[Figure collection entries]
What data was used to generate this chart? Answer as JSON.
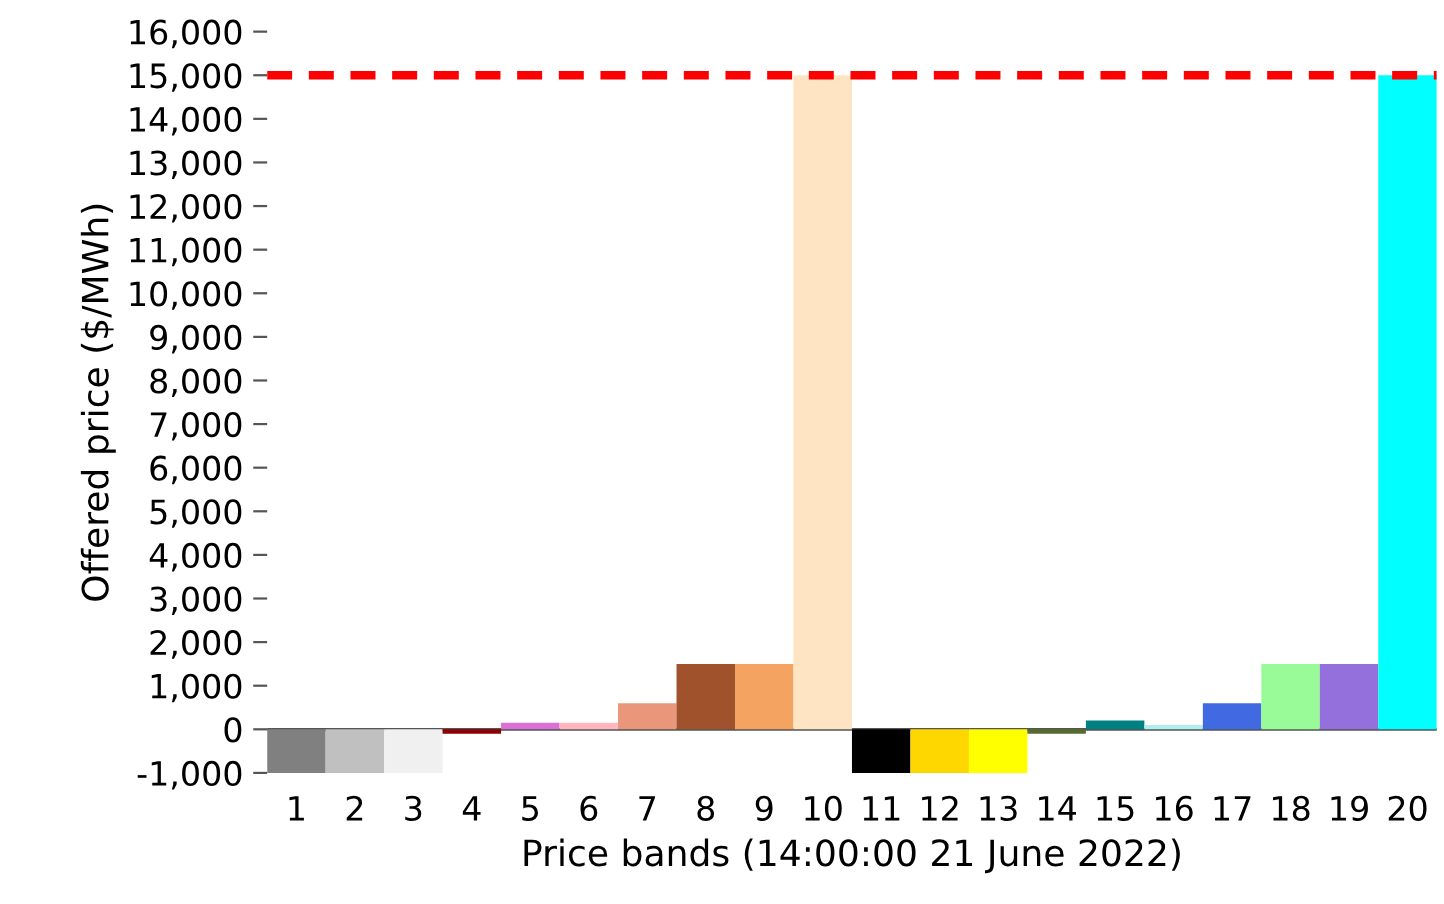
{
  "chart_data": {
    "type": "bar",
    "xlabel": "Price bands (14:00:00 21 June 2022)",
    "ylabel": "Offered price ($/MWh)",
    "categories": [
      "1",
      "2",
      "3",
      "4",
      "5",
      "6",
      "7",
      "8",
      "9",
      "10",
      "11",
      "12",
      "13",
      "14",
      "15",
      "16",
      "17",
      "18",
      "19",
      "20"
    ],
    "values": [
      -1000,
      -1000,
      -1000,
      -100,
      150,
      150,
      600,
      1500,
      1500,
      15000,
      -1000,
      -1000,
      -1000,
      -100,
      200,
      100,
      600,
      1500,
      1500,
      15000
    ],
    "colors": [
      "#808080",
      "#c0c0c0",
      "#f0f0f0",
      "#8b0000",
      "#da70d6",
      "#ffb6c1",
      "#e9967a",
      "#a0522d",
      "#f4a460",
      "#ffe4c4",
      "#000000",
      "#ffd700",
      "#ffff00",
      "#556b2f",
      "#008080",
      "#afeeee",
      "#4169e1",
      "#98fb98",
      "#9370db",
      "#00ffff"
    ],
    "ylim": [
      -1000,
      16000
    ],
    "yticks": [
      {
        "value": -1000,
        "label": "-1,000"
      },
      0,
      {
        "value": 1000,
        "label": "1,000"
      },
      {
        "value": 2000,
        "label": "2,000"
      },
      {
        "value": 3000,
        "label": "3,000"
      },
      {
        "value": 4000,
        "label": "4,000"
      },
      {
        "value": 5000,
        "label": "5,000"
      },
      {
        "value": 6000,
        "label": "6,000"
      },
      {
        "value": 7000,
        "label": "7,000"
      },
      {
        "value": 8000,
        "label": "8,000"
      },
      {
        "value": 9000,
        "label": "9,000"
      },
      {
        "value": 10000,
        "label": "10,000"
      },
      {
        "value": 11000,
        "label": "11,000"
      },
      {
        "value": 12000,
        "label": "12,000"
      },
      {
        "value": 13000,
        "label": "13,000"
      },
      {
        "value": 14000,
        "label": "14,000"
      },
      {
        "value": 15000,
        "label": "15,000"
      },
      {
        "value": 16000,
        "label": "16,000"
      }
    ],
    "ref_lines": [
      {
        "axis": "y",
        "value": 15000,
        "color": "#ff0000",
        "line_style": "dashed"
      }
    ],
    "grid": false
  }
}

• [Problem to solve]: Repeat the material above in full and exactly, apart from the pictures.

• [Written answer]:
What data was used to generate this chart? Answer as JSON.
{
  "chart_data": {
    "type": "bar",
    "xlabel": "Price bands (14:00:00 21 June 2022)",
    "ylabel": "Offered price ($/MWh)",
    "categories": [
      "1",
      "2",
      "3",
      "4",
      "5",
      "6",
      "7",
      "8",
      "9",
      "10",
      "11",
      "12",
      "13",
      "14",
      "15",
      "16",
      "17",
      "18",
      "19",
      "20"
    ],
    "values": [
      -1000,
      -1000,
      -1000,
      -100,
      150,
      150,
      600,
      1500,
      1500,
      15000,
      -1000,
      -1000,
      -1000,
      -100,
      200,
      100,
      600,
      1500,
      1500,
      15000
    ],
    "colors": [
      "#808080",
      "#c0c0c0",
      "#f0f0f0",
      "#8b0000",
      "#da70d6",
      "#ffb6c1",
      "#e9967a",
      "#a0522d",
      "#f4a460",
      "#ffe4c4",
      "#000000",
      "#ffd700",
      "#ffff00",
      "#556b2f",
      "#008080",
      "#afeeee",
      "#4169e1",
      "#98fb98",
      "#9370db",
      "#00ffff"
    ],
    "ylim": [
      -1000,
      16000
    ],
    "yticks": [
      {
        "value": -1000,
        "label": "-1,000"
      },
      0,
      {
        "value": 1000,
        "label": "1,000"
      },
      {
        "value": 2000,
        "label": "2,000"
      },
      {
        "value": 3000,
        "label": "3,000"
      },
      {
        "value": 4000,
        "label": "4,000"
      },
      {
        "value": 5000,
        "label": "5,000"
      },
      {
        "value": 6000,
        "label": "6,000"
      },
      {
        "value": 7000,
        "label": "7,000"
      },
      {
        "value": 8000,
        "label": "8,000"
      },
      {
        "value": 9000,
        "label": "9,000"
      },
      {
        "value": 10000,
        "label": "10,000"
      },
      {
        "value": 11000,
        "label": "11,000"
      },
      {
        "value": 12000,
        "label": "12,000"
      },
      {
        "value": 13000,
        "label": "13,000"
      },
      {
        "value": 14000,
        "label": "14,000"
      },
      {
        "value": 15000,
        "label": "15,000"
      },
      {
        "value": 16000,
        "label": "16,000"
      }
    ],
    "ref_lines": [
      {
        "axis": "y",
        "value": 15000,
        "color": "#ff0000",
        "line_style": "dashed"
      }
    ],
    "grid": false
  }
}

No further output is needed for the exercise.